— START OF Data in this exercise —

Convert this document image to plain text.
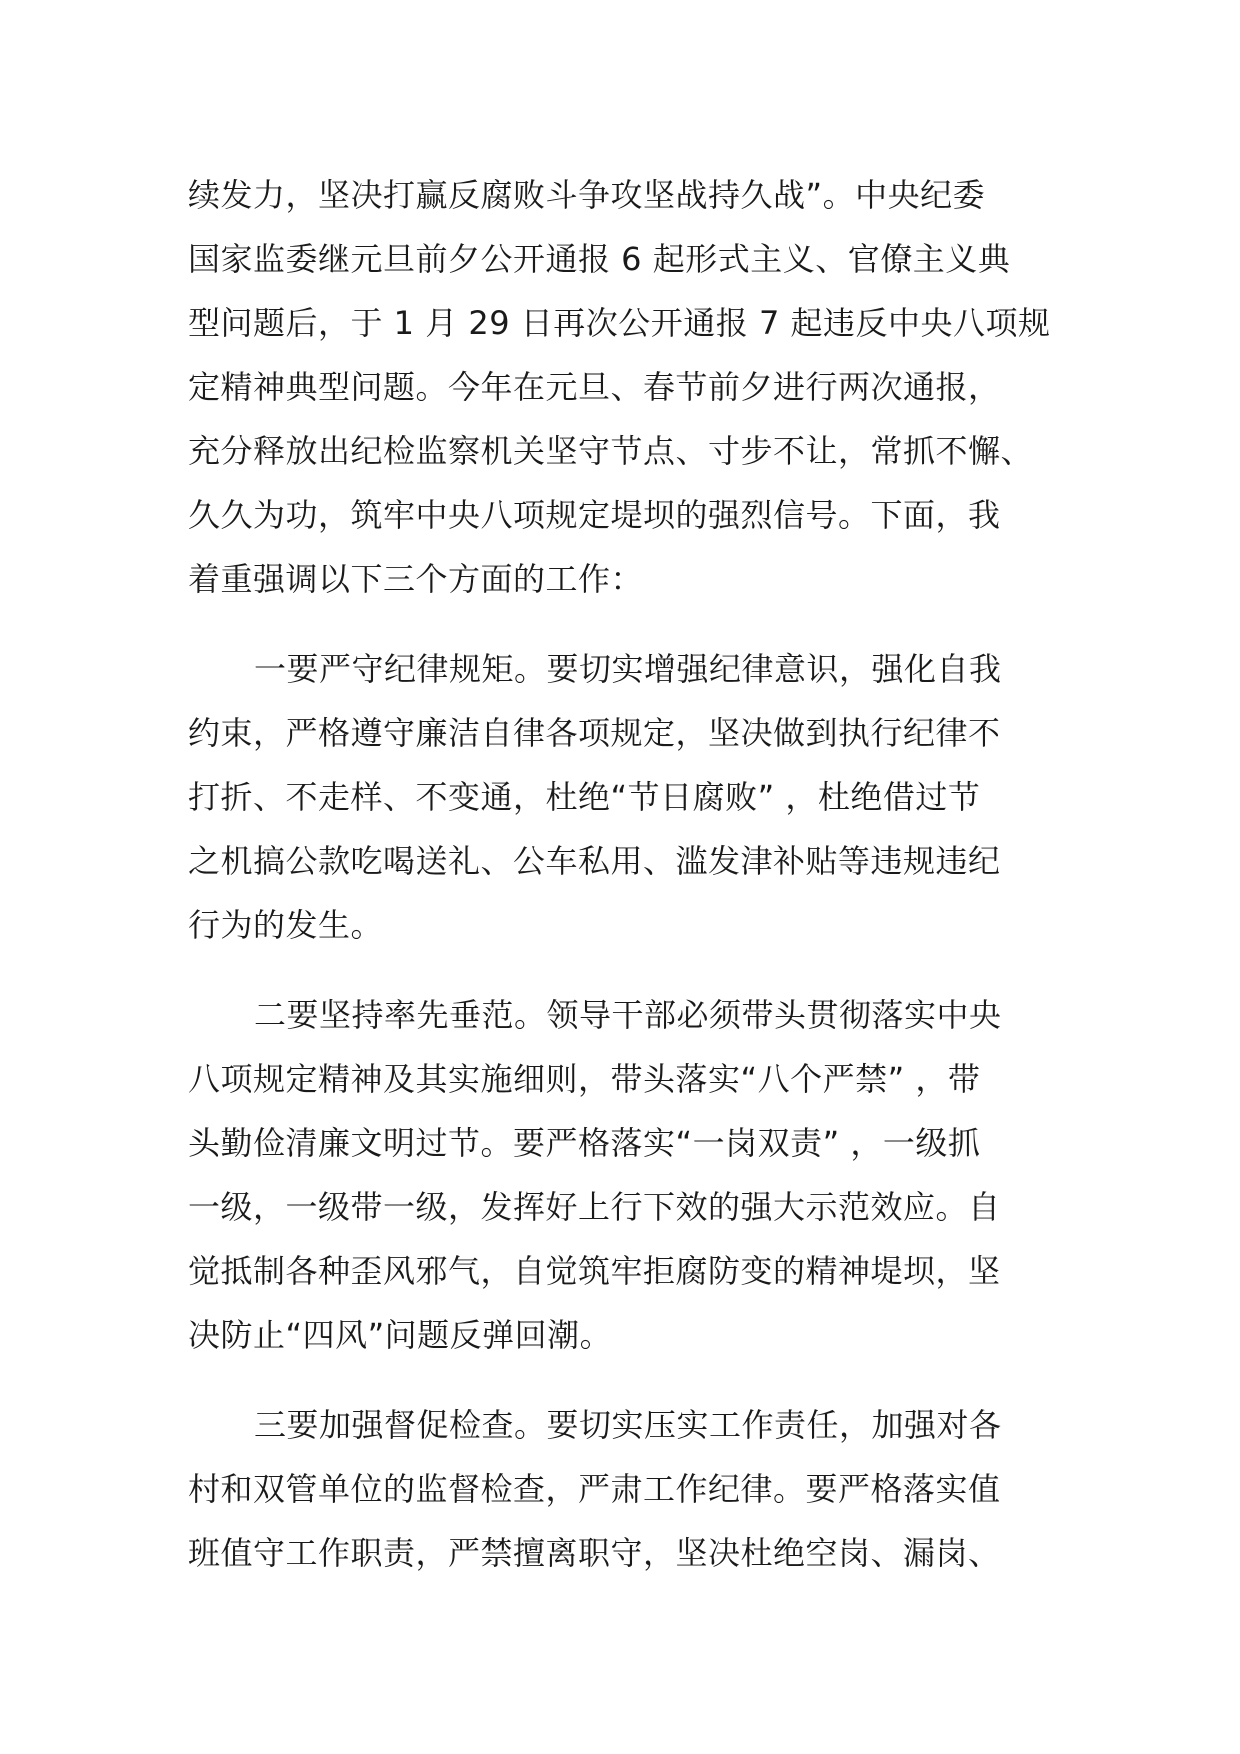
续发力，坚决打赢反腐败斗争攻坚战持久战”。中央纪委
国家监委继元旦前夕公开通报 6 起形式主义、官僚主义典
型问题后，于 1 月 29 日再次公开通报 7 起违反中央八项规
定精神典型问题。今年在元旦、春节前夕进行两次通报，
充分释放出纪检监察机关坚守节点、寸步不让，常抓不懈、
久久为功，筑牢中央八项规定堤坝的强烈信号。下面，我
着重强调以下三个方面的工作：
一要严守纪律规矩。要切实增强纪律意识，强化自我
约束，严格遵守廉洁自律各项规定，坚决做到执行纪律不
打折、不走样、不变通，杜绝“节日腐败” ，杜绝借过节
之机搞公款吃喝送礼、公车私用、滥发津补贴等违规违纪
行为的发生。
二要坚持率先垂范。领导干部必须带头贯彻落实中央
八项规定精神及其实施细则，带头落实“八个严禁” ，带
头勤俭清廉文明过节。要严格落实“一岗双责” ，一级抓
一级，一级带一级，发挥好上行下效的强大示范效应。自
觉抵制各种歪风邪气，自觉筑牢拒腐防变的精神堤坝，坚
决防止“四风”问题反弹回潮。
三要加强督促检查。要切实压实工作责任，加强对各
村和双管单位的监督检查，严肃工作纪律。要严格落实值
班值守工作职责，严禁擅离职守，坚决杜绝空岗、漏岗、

— END OF Data in this exercise —

- **Exercise description**
Can you retype every record above exactly, leaving out the pictures?

- **Solution for this problem**
Convert this document image to plain text.
续发力，坚决打赢反腐败斗争攻坚战持久战”。中央纪委
国家监委继元旦前夕公开通报 6 起形式主义、官僚主义典
型问题后，于 1 月 29 日再次公开通报 7 起违反中央八项规
定精神典型问题。今年在元旦、春节前夕进行两次通报，
充分释放出纪检监察机关坚守节点、寸步不让，常抓不懈、
久久为功，筑牢中央八项规定堤坝的强烈信号。下面，我
着重强调以下三个方面的工作：
一要严守纪律规矩。要切实增强纪律意识，强化自我
约束，严格遵守廉洁自律各项规定，坚决做到执行纪律不
打折、不走样、不变通，杜绝“节日腐败” ，杜绝借过节
之机搞公款吃喝送礼、公车私用、滥发津补贴等违规违纪
行为的发生。
二要坚持率先垂范。领导干部必须带头贯彻落实中央
八项规定精神及其实施细则，带头落实“八个严禁” ，带
头勤俭清廉文明过节。要严格落实“一岗双责” ，一级抓
一级，一级带一级，发挥好上行下效的强大示范效应。自
觉抵制各种歪风邪气，自觉筑牢拒腐防变的精神堤坝，坚
决防止“四风”问题反弹回潮。
三要加强督促检查。要切实压实工作责任，加强对各
村和双管单位的监督检查，严肃工作纪律。要严格落实值
班值守工作职责，严禁擅离职守，坚决杜绝空岗、漏岗、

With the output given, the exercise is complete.